EXERCISE DESCRIPTION ▸
Check every line below for the word "image" and copy the ones that have it.

RECORDS FOR THIS EXERCISE ▸
---------------

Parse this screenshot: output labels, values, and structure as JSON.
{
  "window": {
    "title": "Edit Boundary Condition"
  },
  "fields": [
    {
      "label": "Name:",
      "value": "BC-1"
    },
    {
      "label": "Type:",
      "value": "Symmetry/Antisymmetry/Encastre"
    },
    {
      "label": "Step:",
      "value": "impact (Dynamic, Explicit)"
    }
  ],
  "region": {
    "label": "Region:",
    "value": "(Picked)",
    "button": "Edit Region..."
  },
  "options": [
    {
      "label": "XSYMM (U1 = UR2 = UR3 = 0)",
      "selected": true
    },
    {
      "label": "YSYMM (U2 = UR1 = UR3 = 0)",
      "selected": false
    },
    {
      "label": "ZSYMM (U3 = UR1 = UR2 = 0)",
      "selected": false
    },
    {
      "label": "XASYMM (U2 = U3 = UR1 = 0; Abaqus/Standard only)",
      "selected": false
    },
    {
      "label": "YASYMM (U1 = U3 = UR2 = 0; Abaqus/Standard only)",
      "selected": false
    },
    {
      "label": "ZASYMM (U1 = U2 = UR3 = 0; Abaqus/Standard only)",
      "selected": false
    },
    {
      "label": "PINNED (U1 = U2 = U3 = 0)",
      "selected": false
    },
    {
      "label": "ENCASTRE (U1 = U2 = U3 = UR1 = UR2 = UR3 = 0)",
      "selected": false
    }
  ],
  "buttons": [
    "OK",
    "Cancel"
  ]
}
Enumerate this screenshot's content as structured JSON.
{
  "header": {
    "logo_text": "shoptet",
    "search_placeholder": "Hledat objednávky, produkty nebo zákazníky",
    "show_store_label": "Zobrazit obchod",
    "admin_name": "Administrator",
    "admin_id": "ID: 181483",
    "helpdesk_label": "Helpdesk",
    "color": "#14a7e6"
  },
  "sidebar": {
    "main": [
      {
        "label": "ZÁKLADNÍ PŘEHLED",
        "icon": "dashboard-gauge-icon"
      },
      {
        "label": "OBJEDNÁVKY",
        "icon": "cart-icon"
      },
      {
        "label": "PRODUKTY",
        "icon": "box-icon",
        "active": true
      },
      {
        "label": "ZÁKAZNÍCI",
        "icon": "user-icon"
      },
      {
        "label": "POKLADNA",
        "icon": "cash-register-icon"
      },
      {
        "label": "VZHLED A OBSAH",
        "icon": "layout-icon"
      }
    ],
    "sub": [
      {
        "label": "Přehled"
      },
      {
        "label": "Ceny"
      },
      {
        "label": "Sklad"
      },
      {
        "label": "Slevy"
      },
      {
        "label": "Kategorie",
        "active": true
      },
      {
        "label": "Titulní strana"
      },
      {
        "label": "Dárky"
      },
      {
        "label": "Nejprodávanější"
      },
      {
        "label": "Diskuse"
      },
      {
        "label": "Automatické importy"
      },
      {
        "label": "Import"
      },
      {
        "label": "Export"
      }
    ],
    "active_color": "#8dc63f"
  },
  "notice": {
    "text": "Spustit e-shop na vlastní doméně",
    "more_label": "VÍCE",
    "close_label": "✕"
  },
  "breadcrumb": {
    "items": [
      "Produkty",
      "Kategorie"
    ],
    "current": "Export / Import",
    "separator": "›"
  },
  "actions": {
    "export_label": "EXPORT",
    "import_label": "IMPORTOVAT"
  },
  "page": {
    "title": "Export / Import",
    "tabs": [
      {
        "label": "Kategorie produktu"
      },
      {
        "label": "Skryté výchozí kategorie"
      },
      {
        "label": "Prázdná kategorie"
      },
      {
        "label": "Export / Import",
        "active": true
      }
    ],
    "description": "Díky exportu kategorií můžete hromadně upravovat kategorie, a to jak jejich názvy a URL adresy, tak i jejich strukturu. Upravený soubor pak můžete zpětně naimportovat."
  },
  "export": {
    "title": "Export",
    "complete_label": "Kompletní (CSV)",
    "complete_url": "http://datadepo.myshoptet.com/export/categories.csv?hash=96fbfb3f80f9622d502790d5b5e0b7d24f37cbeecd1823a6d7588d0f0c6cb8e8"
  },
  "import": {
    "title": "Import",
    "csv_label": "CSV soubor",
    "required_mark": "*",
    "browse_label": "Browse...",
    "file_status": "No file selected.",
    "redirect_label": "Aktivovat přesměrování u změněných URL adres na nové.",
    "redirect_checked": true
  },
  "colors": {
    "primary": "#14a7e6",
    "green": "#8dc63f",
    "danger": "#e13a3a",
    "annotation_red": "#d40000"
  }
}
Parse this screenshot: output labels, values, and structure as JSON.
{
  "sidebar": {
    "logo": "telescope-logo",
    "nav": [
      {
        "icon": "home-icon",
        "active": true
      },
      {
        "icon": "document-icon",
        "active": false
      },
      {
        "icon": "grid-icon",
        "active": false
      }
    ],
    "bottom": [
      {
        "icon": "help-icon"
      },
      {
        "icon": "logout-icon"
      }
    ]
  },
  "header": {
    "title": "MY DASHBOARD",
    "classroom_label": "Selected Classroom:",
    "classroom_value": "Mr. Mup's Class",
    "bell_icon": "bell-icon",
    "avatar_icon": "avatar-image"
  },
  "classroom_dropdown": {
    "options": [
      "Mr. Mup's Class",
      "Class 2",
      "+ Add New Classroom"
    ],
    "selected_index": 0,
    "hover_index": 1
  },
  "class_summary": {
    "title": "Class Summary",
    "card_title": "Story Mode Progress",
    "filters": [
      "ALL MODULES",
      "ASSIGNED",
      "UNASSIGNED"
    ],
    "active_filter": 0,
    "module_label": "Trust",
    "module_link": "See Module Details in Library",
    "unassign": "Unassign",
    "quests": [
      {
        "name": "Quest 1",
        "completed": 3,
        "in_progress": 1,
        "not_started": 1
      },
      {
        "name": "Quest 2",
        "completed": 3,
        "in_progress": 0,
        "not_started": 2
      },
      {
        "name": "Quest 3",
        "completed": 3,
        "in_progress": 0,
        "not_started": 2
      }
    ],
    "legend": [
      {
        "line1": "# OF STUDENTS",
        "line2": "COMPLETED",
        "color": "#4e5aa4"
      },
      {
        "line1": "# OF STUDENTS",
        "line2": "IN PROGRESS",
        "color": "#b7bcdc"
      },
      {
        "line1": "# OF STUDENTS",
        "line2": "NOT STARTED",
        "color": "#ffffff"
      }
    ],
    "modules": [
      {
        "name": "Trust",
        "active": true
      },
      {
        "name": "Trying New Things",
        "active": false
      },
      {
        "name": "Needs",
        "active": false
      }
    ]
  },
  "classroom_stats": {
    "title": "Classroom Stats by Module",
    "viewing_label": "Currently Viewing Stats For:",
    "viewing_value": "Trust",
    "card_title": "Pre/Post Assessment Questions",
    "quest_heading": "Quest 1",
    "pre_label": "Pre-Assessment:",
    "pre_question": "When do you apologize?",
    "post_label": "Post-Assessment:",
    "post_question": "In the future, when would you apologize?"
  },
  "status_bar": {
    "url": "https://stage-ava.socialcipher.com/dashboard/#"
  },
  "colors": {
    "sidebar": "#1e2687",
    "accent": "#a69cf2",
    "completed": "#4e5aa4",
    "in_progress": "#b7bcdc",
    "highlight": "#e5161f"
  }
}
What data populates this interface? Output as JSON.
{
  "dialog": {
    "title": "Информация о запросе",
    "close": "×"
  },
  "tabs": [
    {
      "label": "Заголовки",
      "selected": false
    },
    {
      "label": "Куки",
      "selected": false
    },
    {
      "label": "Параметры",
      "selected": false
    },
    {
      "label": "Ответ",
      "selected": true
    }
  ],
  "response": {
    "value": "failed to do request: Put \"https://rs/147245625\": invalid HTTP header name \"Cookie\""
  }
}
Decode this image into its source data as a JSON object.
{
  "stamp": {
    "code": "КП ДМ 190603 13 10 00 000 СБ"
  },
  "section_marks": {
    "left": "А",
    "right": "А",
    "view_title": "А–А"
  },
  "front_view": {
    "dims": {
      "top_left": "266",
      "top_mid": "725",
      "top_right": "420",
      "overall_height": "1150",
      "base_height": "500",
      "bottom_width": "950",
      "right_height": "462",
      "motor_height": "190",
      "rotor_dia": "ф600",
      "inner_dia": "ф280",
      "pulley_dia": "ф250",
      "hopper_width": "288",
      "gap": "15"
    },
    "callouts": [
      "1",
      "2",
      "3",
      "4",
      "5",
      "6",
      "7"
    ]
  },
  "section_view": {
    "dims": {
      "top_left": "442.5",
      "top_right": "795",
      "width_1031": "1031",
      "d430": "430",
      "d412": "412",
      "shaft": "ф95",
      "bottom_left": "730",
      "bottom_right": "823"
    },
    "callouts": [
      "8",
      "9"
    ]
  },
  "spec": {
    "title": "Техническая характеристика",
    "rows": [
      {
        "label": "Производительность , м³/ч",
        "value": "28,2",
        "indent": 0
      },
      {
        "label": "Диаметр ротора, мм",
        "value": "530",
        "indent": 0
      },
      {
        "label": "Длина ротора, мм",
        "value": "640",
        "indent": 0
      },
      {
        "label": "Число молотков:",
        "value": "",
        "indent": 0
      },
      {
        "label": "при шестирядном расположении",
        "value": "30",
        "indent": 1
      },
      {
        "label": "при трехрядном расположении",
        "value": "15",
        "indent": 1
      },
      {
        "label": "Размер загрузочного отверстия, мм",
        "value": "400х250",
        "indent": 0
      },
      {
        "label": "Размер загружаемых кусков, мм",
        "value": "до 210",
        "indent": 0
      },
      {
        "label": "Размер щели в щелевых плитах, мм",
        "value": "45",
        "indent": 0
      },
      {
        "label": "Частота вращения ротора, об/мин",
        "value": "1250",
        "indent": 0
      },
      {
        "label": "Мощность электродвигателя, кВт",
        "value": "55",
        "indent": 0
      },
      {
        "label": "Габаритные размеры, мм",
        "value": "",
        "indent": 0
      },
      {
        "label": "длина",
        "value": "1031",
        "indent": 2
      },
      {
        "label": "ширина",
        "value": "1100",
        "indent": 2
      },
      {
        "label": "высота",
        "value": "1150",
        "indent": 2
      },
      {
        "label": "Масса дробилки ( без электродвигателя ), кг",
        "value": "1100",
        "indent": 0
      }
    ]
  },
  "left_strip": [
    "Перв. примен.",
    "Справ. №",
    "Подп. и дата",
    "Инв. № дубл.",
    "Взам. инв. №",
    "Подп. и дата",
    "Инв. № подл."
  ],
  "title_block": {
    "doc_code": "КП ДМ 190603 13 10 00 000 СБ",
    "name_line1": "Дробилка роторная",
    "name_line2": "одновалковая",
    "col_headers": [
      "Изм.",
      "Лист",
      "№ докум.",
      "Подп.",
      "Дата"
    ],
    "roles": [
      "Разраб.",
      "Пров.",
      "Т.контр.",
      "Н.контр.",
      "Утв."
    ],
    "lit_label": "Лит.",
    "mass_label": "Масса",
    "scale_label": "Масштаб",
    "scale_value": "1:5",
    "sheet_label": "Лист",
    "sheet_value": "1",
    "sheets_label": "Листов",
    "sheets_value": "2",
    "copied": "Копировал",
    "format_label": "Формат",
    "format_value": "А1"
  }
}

---------------

FINISHED ANSWER ▸
    "avatar_icon": "avatar-image"
Decode this image into its source data as a JSON object.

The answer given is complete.